_TO BE DONE_: Copy every line of the records below, word for word and unchanged.

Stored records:
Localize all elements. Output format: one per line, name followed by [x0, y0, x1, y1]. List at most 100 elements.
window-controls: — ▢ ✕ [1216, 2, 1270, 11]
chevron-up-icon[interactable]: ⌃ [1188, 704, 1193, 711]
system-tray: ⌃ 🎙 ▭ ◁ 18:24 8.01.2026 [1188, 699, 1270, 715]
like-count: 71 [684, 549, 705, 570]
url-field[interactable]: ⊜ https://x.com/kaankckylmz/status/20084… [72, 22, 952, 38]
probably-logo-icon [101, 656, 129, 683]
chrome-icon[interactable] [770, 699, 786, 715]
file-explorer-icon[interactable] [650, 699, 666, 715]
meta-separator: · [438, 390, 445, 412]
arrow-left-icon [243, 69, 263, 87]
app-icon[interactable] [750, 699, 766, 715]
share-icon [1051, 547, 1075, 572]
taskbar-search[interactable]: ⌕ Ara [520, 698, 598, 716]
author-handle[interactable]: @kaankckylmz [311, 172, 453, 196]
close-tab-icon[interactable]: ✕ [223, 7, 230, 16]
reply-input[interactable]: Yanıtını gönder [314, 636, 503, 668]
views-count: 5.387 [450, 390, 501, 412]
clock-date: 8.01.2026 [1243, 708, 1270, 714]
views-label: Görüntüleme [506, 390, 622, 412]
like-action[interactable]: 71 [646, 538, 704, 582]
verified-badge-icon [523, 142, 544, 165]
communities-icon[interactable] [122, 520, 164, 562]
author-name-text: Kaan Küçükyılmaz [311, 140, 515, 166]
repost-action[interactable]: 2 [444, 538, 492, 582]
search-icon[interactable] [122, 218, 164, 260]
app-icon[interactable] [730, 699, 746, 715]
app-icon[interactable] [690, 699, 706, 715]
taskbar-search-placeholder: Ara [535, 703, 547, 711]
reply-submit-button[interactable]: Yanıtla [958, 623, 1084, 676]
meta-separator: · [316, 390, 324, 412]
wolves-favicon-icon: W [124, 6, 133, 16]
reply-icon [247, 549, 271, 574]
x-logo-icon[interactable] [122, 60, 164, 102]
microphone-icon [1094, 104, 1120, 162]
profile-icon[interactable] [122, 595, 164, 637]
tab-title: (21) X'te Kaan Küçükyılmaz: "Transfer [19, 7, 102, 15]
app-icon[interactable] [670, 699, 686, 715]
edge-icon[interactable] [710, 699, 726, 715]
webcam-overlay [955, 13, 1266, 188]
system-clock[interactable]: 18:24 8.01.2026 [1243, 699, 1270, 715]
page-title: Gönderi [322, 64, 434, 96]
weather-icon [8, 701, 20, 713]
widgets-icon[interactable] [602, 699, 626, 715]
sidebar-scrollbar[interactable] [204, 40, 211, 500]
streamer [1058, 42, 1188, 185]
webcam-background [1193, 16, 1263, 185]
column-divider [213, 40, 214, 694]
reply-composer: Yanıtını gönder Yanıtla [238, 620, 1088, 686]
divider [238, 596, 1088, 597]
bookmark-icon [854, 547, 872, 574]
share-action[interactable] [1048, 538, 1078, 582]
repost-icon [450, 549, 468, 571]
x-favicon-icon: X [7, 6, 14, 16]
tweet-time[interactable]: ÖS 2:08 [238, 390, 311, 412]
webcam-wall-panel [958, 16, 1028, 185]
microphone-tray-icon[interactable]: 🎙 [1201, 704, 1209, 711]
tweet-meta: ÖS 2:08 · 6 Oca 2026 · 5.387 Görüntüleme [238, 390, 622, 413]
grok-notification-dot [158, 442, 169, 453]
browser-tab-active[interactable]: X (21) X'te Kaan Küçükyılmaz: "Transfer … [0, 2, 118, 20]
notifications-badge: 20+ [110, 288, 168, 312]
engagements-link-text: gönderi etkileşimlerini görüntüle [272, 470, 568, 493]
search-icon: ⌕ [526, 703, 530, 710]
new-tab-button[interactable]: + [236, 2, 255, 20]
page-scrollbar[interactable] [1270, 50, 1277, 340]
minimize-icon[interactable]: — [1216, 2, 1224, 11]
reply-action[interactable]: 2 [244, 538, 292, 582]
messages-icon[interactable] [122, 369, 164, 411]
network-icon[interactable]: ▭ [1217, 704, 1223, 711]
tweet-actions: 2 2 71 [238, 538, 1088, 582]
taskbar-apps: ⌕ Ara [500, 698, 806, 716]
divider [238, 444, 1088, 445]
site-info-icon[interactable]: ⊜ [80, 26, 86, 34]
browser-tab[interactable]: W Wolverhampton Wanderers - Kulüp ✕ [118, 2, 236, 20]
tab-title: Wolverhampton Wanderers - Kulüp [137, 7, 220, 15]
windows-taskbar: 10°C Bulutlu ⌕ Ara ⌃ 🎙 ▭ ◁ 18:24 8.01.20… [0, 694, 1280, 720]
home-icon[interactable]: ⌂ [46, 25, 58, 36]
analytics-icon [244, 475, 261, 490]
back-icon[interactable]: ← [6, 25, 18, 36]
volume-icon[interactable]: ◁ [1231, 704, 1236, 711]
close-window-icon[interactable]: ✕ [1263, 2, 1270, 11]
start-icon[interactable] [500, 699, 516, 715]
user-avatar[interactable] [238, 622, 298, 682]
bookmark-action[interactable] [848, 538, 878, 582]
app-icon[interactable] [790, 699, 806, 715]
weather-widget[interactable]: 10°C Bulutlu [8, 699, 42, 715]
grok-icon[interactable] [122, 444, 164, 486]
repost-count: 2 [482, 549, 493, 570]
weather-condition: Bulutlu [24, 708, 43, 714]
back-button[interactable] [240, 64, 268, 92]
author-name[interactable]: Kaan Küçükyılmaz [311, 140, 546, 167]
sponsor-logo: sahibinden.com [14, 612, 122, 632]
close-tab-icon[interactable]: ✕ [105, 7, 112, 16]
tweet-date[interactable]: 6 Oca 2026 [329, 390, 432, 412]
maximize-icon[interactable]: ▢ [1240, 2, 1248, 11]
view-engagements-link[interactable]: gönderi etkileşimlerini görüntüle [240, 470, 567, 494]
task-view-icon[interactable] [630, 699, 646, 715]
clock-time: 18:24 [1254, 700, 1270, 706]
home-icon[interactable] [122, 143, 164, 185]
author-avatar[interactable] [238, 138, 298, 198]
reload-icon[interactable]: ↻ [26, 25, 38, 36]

_CORRECT RESPONSE_:
Localize all elements. Output format: one per line, name followed by [x0, y0, x1, y1]. List at most 100 elements.
window-controls: — ▢ ✕ [1216, 2, 1270, 11]
chevron-up-icon[interactable]: ⌃ [1188, 704, 1193, 711]
system-tray: ⌃ 🎙 ▭ ◁ 18:24 8.01.2026 [1188, 699, 1270, 715]
like-count: 71 [684, 549, 705, 570]
url-field[interactable]: ⊜ https://x.com/kaankckylmz/status/20084… [72, 22, 952, 38]
probably-logo-icon [101, 656, 129, 683]
chrome-icon[interactable] [770, 699, 786, 715]
file-explorer-icon[interactable] [650, 699, 666, 715]
meta-separator: · [438, 390, 445, 412]
arrow-left-icon [243, 69, 263, 87]
app-icon[interactable] [750, 699, 766, 715]
share-icon [1051, 547, 1075, 572]
taskbar-search[interactable]: ⌕ Ara [520, 698, 598, 716]
author-handle[interactable]: @kaankckylmz [311, 172, 453, 196]
close-tab-icon[interactable]: ✕ [223, 7, 230, 16]
reply-input[interactable]: Yanıtını gönder [314, 636, 503, 668]
views-count: 5.387 [450, 390, 501, 412]
clock-date: 8.01.2026 [1243, 708, 1270, 714]
views-label: Görüntüleme [506, 390, 622, 412]
like-action[interactable]: 71 [646, 538, 704, 582]
verified-badge-icon [523, 142, 544, 165]
communities-icon[interactable] [122, 520, 164, 562]
author-name-text: Kaan Küçükyılmaz [311, 140, 515, 166]
repost-action[interactable]: 2 [444, 538, 492, 582]
search-icon[interactable] [122, 218, 164, 260]
app-icon[interactable] [730, 699, 746, 715]
app-icon[interactable] [690, 699, 706, 715]
taskbar-search-placeholder: Ara [535, 703, 547, 711]
reply-submit-button[interactable]: Yanıtla [958, 623, 1084, 676]
meta-separator: · [316, 390, 324, 412]
wolves-favicon-icon: W [124, 6, 133, 16]
reply-icon [247, 549, 271, 574]
x-logo-icon[interactable] [122, 60, 164, 102]
microphone-icon [1094, 104, 1120, 162]
profile-icon[interactable] [122, 595, 164, 637]
tab-title: (21) X'te Kaan Küçükyılmaz: "Transfer [19, 7, 102, 15]
app-icon[interactable] [670, 699, 686, 715]
edge-icon[interactable] [710, 699, 726, 715]
webcam-overlay [955, 13, 1266, 188]
system-clock[interactable]: 18:24 8.01.2026 [1243, 699, 1270, 715]
page-title: Gönderi [322, 64, 434, 96]
weather-icon [8, 701, 20, 713]
widgets-icon[interactable] [602, 699, 626, 715]
sidebar-scrollbar[interactable] [204, 40, 211, 500]
streamer [1058, 42, 1188, 185]
webcam-background [1193, 16, 1263, 185]
column-divider [213, 40, 214, 694]
reply-composer: Yanıtını gönder Yanıtla [238, 620, 1088, 686]
divider [238, 596, 1088, 597]
bookmark-icon [854, 547, 872, 574]
share-action[interactable] [1048, 538, 1078, 582]
repost-icon [450, 549, 468, 571]
x-favicon-icon: X [7, 6, 14, 16]
tweet-time[interactable]: ÖS 2:08 [238, 390, 311, 412]
webcam-wall-panel [958, 16, 1028, 185]
microphone-tray-icon[interactable]: 🎙 [1201, 704, 1209, 711]
tweet-meta: ÖS 2:08 · 6 Oca 2026 · 5.387 Görüntüleme [238, 390, 622, 413]
grok-notification-dot [158, 442, 169, 453]
browser-tab-active[interactable]: X (21) X'te Kaan Küçükyılmaz: "Transfer … [0, 2, 118, 20]
notifications-badge: 20+ [110, 288, 168, 312]
engagements-link-text: gönderi etkileşimlerini görüntüle [272, 470, 568, 493]
search-icon: ⌕ [526, 703, 530, 710]
new-tab-button[interactable]: + [236, 2, 255, 20]
page-scrollbar[interactable] [1270, 50, 1277, 340]
minimize-icon[interactable]: — [1216, 2, 1224, 11]
reply-action[interactable]: 2 [244, 538, 292, 582]
messages-icon[interactable] [122, 369, 164, 411]
network-icon[interactable]: ▭ [1217, 704, 1223, 711]
tweet-actions: 2 2 71 [238, 538, 1088, 582]
taskbar-apps: ⌕ Ara [500, 698, 806, 716]
divider [238, 444, 1088, 445]
site-info-icon[interactable]: ⊜ [80, 26, 86, 34]
browser-tab[interactable]: W Wolverhampton Wanderers - Kulüp ✕ [118, 2, 236, 20]
tab-title: Wolverhampton Wanderers - Kulüp [137, 7, 220, 15]
windows-taskbar: 10°C Bulutlu ⌕ Ara ⌃ 🎙 ▭ ◁ 18:24 8.01.20… [0, 694, 1280, 720]
home-icon[interactable]: ⌂ [46, 25, 58, 36]
analytics-icon [244, 475, 261, 490]
back-icon[interactable]: ← [6, 25, 18, 36]
volume-icon[interactable]: ◁ [1231, 704, 1236, 711]
close-window-icon[interactable]: ✕ [1263, 2, 1270, 11]
start-icon[interactable] [500, 699, 516, 715]
user-avatar[interactable] [238, 622, 298, 682]
bookmark-action[interactable] [848, 538, 878, 582]
app-icon[interactable] [790, 699, 806, 715]
weather-widget[interactable]: 10°C Bulutlu [8, 699, 42, 715]
grok-icon[interactable] [122, 444, 164, 486]
repost-count: 2 [482, 549, 493, 570]
weather-condition: Bulutlu [24, 708, 43, 714]
back-button[interactable] [240, 64, 268, 92]
author-name[interactable]: Kaan Küçükyılmaz [311, 140, 546, 167]
sponsor-logo: sahibinden.com [14, 612, 122, 632]
close-tab-icon[interactable]: ✕ [105, 7, 112, 16]
tweet-date[interactable]: 6 Oca 2026 [329, 390, 432, 412]
maximize-icon[interactable]: ▢ [1240, 2, 1248, 11]
view-engagements-link[interactable]: gönderi etkileşimlerini görüntüle [240, 470, 567, 494]
task-view-icon[interactable] [630, 699, 646, 715]
clock-time: 18:24 [1254, 700, 1270, 706]
home-icon[interactable] [122, 143, 164, 185]
author-avatar[interactable] [238, 138, 298, 198]
reload-icon[interactable]: ↻ [26, 25, 38, 36]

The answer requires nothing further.